Exercise instructions:
Copy every line in the records below that contains the word "recessions".

↓↓↓

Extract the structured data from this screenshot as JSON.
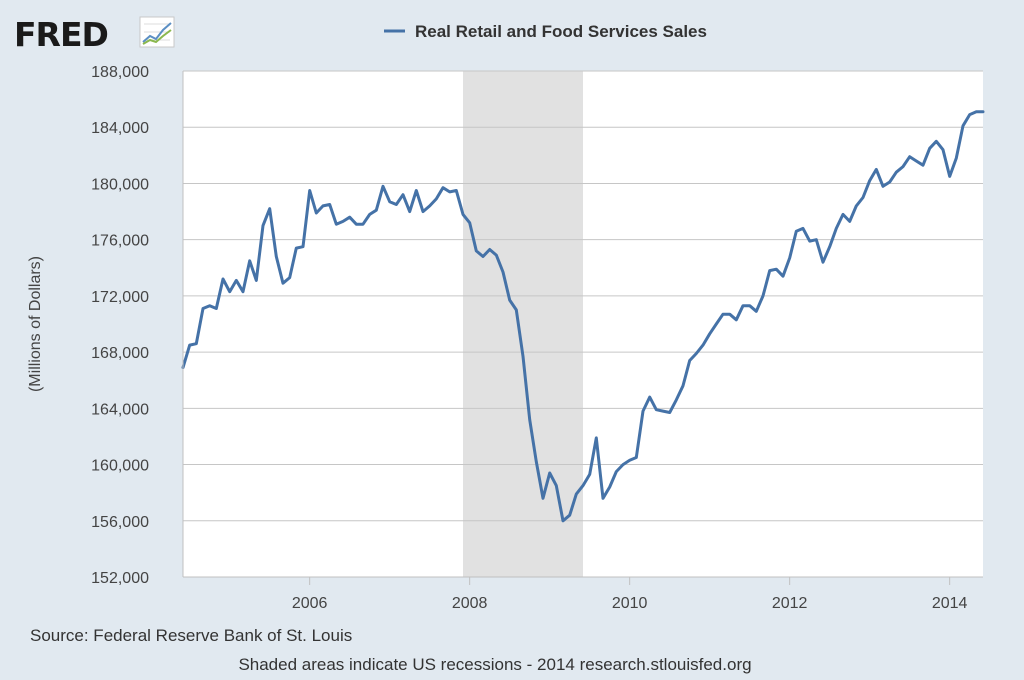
{
  "logo": {
    "text": "FRED",
    "icon": "fred-chart-icon"
  },
  "chart_data": {
    "type": "line",
    "series": [
      {
        "name": "Real Retail and Food Services Sales",
        "color": "#4572a7",
        "points": [
          [
            "2004-06",
            166900
          ],
          [
            "2004-07",
            168500
          ],
          [
            "2004-08",
            168600
          ],
          [
            "2004-09",
            171100
          ],
          [
            "2004-10",
            171300
          ],
          [
            "2004-11",
            171100
          ],
          [
            "2004-12",
            173200
          ],
          [
            "2005-01",
            172300
          ],
          [
            "2005-02",
            173100
          ],
          [
            "2005-03",
            172300
          ],
          [
            "2005-04",
            174500
          ],
          [
            "2005-05",
            173100
          ],
          [
            "2005-06",
            177000
          ],
          [
            "2005-07",
            178200
          ],
          [
            "2005-08",
            174800
          ],
          [
            "2005-09",
            172900
          ],
          [
            "2005-10",
            173300
          ],
          [
            "2005-11",
            175400
          ],
          [
            "2005-12",
            175500
          ],
          [
            "2006-01",
            179500
          ],
          [
            "2006-02",
            177900
          ],
          [
            "2006-03",
            178400
          ],
          [
            "2006-04",
            178500
          ],
          [
            "2006-05",
            177100
          ],
          [
            "2006-06",
            177300
          ],
          [
            "2006-07",
            177600
          ],
          [
            "2006-08",
            177100
          ],
          [
            "2006-09",
            177100
          ],
          [
            "2006-10",
            177800
          ],
          [
            "2006-11",
            178100
          ],
          [
            "2006-12",
            179800
          ],
          [
            "2007-01",
            178700
          ],
          [
            "2007-02",
            178500
          ],
          [
            "2007-03",
            179200
          ],
          [
            "2007-04",
            178000
          ],
          [
            "2007-05",
            179500
          ],
          [
            "2007-06",
            178000
          ],
          [
            "2007-07",
            178400
          ],
          [
            "2007-08",
            178900
          ],
          [
            "2007-09",
            179700
          ],
          [
            "2007-10",
            179400
          ],
          [
            "2007-11",
            179500
          ],
          [
            "2007-12",
            177800
          ],
          [
            "2008-01",
            177200
          ],
          [
            "2008-02",
            175200
          ],
          [
            "2008-03",
            174800
          ],
          [
            "2008-04",
            175300
          ],
          [
            "2008-05",
            174900
          ],
          [
            "2008-06",
            173700
          ],
          [
            "2008-07",
            171700
          ],
          [
            "2008-08",
            171000
          ],
          [
            "2008-09",
            167700
          ],
          [
            "2008-10",
            163200
          ],
          [
            "2008-11",
            160200
          ],
          [
            "2008-12",
            157600
          ],
          [
            "2009-01",
            159400
          ],
          [
            "2009-02",
            158500
          ],
          [
            "2009-03",
            156000
          ],
          [
            "2009-04",
            156400
          ],
          [
            "2009-05",
            157900
          ],
          [
            "2009-06",
            158500
          ],
          [
            "2009-07",
            159300
          ],
          [
            "2009-08",
            161900
          ],
          [
            "2009-09",
            157600
          ],
          [
            "2009-10",
            158400
          ],
          [
            "2009-11",
            159500
          ],
          [
            "2009-12",
            160000
          ],
          [
            "2010-01",
            160300
          ],
          [
            "2010-02",
            160500
          ],
          [
            "2010-03",
            163800
          ],
          [
            "2010-04",
            164800
          ],
          [
            "2010-05",
            163900
          ],
          [
            "2010-06",
            163800
          ],
          [
            "2010-07",
            163700
          ],
          [
            "2010-08",
            164600
          ],
          [
            "2010-09",
            165600
          ],
          [
            "2010-10",
            167400
          ],
          [
            "2010-11",
            167900
          ],
          [
            "2010-12",
            168500
          ],
          [
            "2011-01",
            169300
          ],
          [
            "2011-02",
            170000
          ],
          [
            "2011-03",
            170700
          ],
          [
            "2011-04",
            170700
          ],
          [
            "2011-05",
            170300
          ],
          [
            "2011-06",
            171300
          ],
          [
            "2011-07",
            171300
          ],
          [
            "2011-08",
            170900
          ],
          [
            "2011-09",
            172000
          ],
          [
            "2011-10",
            173800
          ],
          [
            "2011-11",
            173900
          ],
          [
            "2011-12",
            173400
          ],
          [
            "2012-01",
            174700
          ],
          [
            "2012-02",
            176600
          ],
          [
            "2012-03",
            176800
          ],
          [
            "2012-04",
            175900
          ],
          [
            "2012-05",
            176000
          ],
          [
            "2012-06",
            174400
          ],
          [
            "2012-07",
            175500
          ],
          [
            "2012-08",
            176800
          ],
          [
            "2012-09",
            177800
          ],
          [
            "2012-10",
            177300
          ],
          [
            "2012-11",
            178400
          ],
          [
            "2012-12",
            179000
          ],
          [
            "2013-01",
            180200
          ],
          [
            "2013-02",
            181000
          ],
          [
            "2013-03",
            179800
          ],
          [
            "2013-04",
            180100
          ],
          [
            "2013-05",
            180800
          ],
          [
            "2013-06",
            181200
          ],
          [
            "2013-07",
            181900
          ],
          [
            "2013-08",
            181600
          ],
          [
            "2013-09",
            181300
          ],
          [
            "2013-10",
            182500
          ],
          [
            "2013-11",
            183000
          ],
          [
            "2013-12",
            182400
          ],
          [
            "2014-01",
            180500
          ],
          [
            "2014-02",
            181800
          ],
          [
            "2014-03",
            184100
          ],
          [
            "2014-04",
            184900
          ],
          [
            "2014-05",
            185100
          ],
          [
            "2014-06",
            185100
          ]
        ]
      }
    ],
    "ylabel": "(Millions of Dollars)",
    "ylim": [
      152000,
      188000
    ],
    "yticks": [
      "152,000",
      "156,000",
      "160,000",
      "164,000",
      "168,000",
      "172,000",
      "176,000",
      "180,000",
      "184,000",
      "188,000"
    ],
    "xlim": [
      "2004-06",
      "2014-06"
    ],
    "xticks": [
      "2006",
      "2008",
      "2010",
      "2012",
      "2014"
    ],
    "recessions": [
      [
        "2007-12",
        "2009-06"
      ]
    ],
    "grid": true,
    "legend": "top-center"
  },
  "footer": {
    "source": "Source: Federal Reserve Bank of St. Louis",
    "note": "Shaded areas indicate US recessions - 2014 research.stlouisfed.org"
  }
}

↑↑↑

Response:
    "recessions": [
    "note": "Shaded areas indicate US recessions - 2014 research.stlouisfed.org"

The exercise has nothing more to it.